Chart and figure data
* * *

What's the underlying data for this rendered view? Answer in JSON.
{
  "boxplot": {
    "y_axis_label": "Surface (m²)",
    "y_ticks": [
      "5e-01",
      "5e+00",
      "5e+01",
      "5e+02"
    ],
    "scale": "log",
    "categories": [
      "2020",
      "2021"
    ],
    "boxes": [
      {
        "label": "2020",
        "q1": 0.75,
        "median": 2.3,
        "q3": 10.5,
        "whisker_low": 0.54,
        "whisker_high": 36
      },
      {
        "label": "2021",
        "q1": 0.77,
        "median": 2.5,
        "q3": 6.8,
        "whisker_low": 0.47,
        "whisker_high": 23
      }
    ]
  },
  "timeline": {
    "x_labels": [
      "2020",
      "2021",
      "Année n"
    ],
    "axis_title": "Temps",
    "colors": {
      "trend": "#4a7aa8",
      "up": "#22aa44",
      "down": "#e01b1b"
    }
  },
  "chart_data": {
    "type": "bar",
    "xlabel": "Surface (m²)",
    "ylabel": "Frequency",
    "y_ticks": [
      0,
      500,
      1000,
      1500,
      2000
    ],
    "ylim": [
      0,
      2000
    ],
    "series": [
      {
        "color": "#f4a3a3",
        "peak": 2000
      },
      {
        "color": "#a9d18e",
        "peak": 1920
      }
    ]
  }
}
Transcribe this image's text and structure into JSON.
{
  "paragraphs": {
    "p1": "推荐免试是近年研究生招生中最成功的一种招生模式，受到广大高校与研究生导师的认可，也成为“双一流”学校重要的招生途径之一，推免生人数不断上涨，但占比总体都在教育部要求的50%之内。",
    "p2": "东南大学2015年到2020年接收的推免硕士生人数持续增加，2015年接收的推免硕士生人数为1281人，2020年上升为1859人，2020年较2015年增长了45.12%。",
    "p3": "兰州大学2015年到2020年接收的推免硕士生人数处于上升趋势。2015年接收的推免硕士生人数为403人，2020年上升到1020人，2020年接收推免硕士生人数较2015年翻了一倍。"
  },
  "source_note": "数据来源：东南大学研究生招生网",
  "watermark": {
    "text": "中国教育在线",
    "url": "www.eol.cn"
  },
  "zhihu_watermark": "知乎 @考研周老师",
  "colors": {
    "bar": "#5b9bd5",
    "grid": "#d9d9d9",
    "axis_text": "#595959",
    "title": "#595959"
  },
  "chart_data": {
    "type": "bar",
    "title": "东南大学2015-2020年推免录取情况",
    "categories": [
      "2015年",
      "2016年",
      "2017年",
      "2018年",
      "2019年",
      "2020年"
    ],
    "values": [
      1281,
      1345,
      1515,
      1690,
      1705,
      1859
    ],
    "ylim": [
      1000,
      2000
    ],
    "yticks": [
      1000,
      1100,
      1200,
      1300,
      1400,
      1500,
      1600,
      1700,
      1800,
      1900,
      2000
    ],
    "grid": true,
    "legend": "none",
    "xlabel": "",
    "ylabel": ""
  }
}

* * *

— WHAT TO WORK ON —
Return all of the entries exactly as written.

— ANSWER TO THIS EXERCISE —
What's the underlying data for this rendered view? Answer in JSON.
{
  "boxplot": {
    "y_axis_label": "Surface (m²)",
    "y_ticks": [
      "5e-01",
      "5e+00",
      "5e+01",
      "5e+02"
    ],
    "scale": "log",
    "categories": [
      "2020",
      "2021"
    ],
    "boxes": [
      {
        "label": "2020",
        "q1": 0.75,
        "median": 2.3,
        "q3": 10.5,
        "whisker_low": 0.54,
        "whisker_high": 36
      },
      {
        "label": "2021",
        "q1": 0.77,
        "median": 2.5,
        "q3": 6.8,
        "whisker_low": 0.47,
        "whisker_high": 23
      }
    ]
  },
  "timeline": {
    "x_labels": [
      "2020",
      "2021",
      "Année n"
    ],
    "axis_title": "Temps",
    "colors": {
      "trend": "#4a7aa8",
      "up": "#22aa44",
      "down": "#e01b1b"
    }
  },
  "chart_data": {
    "type": "bar",
    "xlabel": "Surface (m²)",
    "ylabel": "Frequency",
    "y_ticks": [
      0,
      500,
      1000,
      1500,
      2000
    ],
    "ylim": [
      0,
      2000
    ],
    "series": [
      {
        "color": "#f4a3a3",
        "peak": 2000
      },
      {
        "color": "#a9d18e",
        "peak": 1920
      }
    ]
  }
}
Transcribe this image's text and structure into JSON.
{
  "paragraphs": {
    "p1": "推荐免试是近年研究生招生中最成功的一种招生模式，受到广大高校与研究生导师的认可，也成为“双一流”学校重要的招生途径之一，推免生人数不断上涨，但占比总体都在教育部要求的50%之内。",
    "p2": "东南大学2015年到2020年接收的推免硕士生人数持续增加，2015年接收的推免硕士生人数为1281人，2020年上升为1859人，2020年较2015年增长了45.12%。",
    "p3": "兰州大学2015年到2020年接收的推免硕士生人数处于上升趋势。2015年接收的推免硕士生人数为403人，2020年上升到1020人，2020年接收推免硕士生人数较2015年翻了一倍。"
  },
  "source_note": "数据来源：东南大学研究生招生网",
  "watermark": {
    "text": "中国教育在线",
    "url": "www.eol.cn"
  },
  "zhihu_watermark": "知乎 @考研周老师",
  "colors": {
    "bar": "#5b9bd5",
    "grid": "#d9d9d9",
    "axis_text": "#595959",
    "title": "#595959"
  },
  "chart_data": {
    "type": "bar",
    "title": "东南大学2015-2020年推免录取情况",
    "categories": [
      "2015年",
      "2016年",
      "2017年",
      "2018年",
      "2019年",
      "2020年"
    ],
    "values": [
      1281,
      1345,
      1515,
      1690,
      1705,
      1859
    ],
    "ylim": [
      1000,
      2000
    ],
    "yticks": [
      1000,
      1100,
      1200,
      1300,
      1400,
      1500,
      1600,
      1700,
      1800,
      1900,
      2000
    ],
    "grid": true,
    "legend": "none",
    "xlabel": "",
    "ylabel": ""
  }
}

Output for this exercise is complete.